→ Exercise requirements:
Please give the listing again in its entirety, exactly as written.
:::::
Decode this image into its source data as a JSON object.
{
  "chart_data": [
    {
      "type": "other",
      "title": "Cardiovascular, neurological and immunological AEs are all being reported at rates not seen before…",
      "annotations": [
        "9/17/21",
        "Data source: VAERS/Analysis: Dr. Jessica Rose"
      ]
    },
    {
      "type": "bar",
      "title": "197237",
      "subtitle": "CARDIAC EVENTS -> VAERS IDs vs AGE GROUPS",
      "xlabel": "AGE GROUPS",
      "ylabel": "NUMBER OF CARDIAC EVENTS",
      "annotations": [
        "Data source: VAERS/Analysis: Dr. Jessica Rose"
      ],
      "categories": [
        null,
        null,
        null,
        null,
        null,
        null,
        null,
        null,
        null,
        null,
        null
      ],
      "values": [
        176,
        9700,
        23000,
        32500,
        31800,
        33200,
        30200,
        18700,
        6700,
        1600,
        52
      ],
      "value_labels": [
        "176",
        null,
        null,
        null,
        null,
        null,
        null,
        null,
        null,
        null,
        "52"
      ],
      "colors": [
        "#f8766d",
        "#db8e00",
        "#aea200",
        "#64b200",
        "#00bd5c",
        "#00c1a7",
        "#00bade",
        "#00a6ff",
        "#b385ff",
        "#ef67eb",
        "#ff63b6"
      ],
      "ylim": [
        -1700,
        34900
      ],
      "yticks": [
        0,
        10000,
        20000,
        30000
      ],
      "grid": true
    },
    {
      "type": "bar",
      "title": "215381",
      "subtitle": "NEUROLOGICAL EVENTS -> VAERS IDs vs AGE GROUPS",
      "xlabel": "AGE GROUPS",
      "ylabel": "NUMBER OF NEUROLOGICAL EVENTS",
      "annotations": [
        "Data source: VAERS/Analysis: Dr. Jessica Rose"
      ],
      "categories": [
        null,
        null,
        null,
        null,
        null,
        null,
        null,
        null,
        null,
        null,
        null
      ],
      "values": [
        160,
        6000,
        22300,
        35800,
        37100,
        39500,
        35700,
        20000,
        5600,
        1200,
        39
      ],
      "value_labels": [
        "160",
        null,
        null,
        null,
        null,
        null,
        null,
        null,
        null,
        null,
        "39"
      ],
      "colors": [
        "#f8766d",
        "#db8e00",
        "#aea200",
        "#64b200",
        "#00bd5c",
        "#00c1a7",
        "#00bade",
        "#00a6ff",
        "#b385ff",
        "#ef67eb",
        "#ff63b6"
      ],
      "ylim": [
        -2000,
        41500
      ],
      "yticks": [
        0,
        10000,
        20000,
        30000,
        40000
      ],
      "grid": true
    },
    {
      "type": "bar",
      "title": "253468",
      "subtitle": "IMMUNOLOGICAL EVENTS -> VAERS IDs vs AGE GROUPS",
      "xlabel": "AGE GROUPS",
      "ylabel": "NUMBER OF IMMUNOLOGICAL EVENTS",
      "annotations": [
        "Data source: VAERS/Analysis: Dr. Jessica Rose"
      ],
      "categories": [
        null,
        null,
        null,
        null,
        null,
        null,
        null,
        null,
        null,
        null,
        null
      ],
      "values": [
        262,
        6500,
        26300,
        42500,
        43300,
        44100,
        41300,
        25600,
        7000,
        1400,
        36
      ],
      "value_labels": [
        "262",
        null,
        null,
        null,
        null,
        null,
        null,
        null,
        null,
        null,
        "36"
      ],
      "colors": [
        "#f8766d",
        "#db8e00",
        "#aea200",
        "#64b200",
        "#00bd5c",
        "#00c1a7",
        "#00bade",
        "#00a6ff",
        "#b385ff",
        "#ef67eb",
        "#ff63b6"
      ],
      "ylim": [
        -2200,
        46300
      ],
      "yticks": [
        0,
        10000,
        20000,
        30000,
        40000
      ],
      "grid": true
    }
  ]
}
:::::
→ Answer to the task:
Decode this image into its source data as a JSON object.
{
  "chart_data": [
    {
      "type": "other",
      "title": "Cardiovascular, neurological and immunological AEs are all being reported at rates not seen before…",
      "annotations": [
        "9/17/21",
        "Data source: VAERS/Analysis: Dr. Jessica Rose"
      ]
    },
    {
      "type": "bar",
      "title": "197237",
      "subtitle": "CARDIAC EVENTS -> VAERS IDs vs AGE GROUPS",
      "xlabel": "AGE GROUPS",
      "ylabel": "NUMBER OF CARDIAC EVENTS",
      "annotations": [
        "Data source: VAERS/Analysis: Dr. Jessica Rose"
      ],
      "categories": [
        null,
        null,
        null,
        null,
        null,
        null,
        null,
        null,
        null,
        null,
        null
      ],
      "values": [
        176,
        9700,
        23000,
        32500,
        31800,
        33200,
        30200,
        18700,
        6700,
        1600,
        52
      ],
      "value_labels": [
        "176",
        null,
        null,
        null,
        null,
        null,
        null,
        null,
        null,
        null,
        "52"
      ],
      "colors": [
        "#f8766d",
        "#db8e00",
        "#aea200",
        "#64b200",
        "#00bd5c",
        "#00c1a7",
        "#00bade",
        "#00a6ff",
        "#b385ff",
        "#ef67eb",
        "#ff63b6"
      ],
      "ylim": [
        -1700,
        34900
      ],
      "yticks": [
        0,
        10000,
        20000,
        30000
      ],
      "grid": true
    },
    {
      "type": "bar",
      "title": "215381",
      "subtitle": "NEUROLOGICAL EVENTS -> VAERS IDs vs AGE GROUPS",
      "xlabel": "AGE GROUPS",
      "ylabel": "NUMBER OF NEUROLOGICAL EVENTS",
      "annotations": [
        "Data source: VAERS/Analysis: Dr. Jessica Rose"
      ],
      "categories": [
        null,
        null,
        null,
        null,
        null,
        null,
        null,
        null,
        null,
        null,
        null
      ],
      "values": [
        160,
        6000,
        22300,
        35800,
        37100,
        39500,
        35700,
        20000,
        5600,
        1200,
        39
      ],
      "value_labels": [
        "160",
        null,
        null,
        null,
        null,
        null,
        null,
        null,
        null,
        null,
        "39"
      ],
      "colors": [
        "#f8766d",
        "#db8e00",
        "#aea200",
        "#64b200",
        "#00bd5c",
        "#00c1a7",
        "#00bade",
        "#00a6ff",
        "#b385ff",
        "#ef67eb",
        "#ff63b6"
      ],
      "ylim": [
        -2000,
        41500
      ],
      "yticks": [
        0,
        10000,
        20000,
        30000,
        40000
      ],
      "grid": true
    },
    {
      "type": "bar",
      "title": "253468",
      "subtitle": "IMMUNOLOGICAL EVENTS -> VAERS IDs vs AGE GROUPS",
      "xlabel": "AGE GROUPS",
      "ylabel": "NUMBER OF IMMUNOLOGICAL EVENTS",
      "annotations": [
        "Data source: VAERS/Analysis: Dr. Jessica Rose"
      ],
      "categories": [
        null,
        null,
        null,
        null,
        null,
        null,
        null,
        null,
        null,
        null,
        null
      ],
      "values": [
        262,
        6500,
        26300,
        42500,
        43300,
        44100,
        41300,
        25600,
        7000,
        1400,
        36
      ],
      "value_labels": [
        "262",
        null,
        null,
        null,
        null,
        null,
        null,
        null,
        null,
        null,
        "36"
      ],
      "colors": [
        "#f8766d",
        "#db8e00",
        "#aea200",
        "#64b200",
        "#00bd5c",
        "#00c1a7",
        "#00bade",
        "#00a6ff",
        "#b385ff",
        "#ef67eb",
        "#ff63b6"
      ],
      "ylim": [
        -2200,
        46300
      ],
      "yticks": [
        0,
        10000,
        20000,
        30000,
        40000
      ],
      "grid": true
    }
  ]
}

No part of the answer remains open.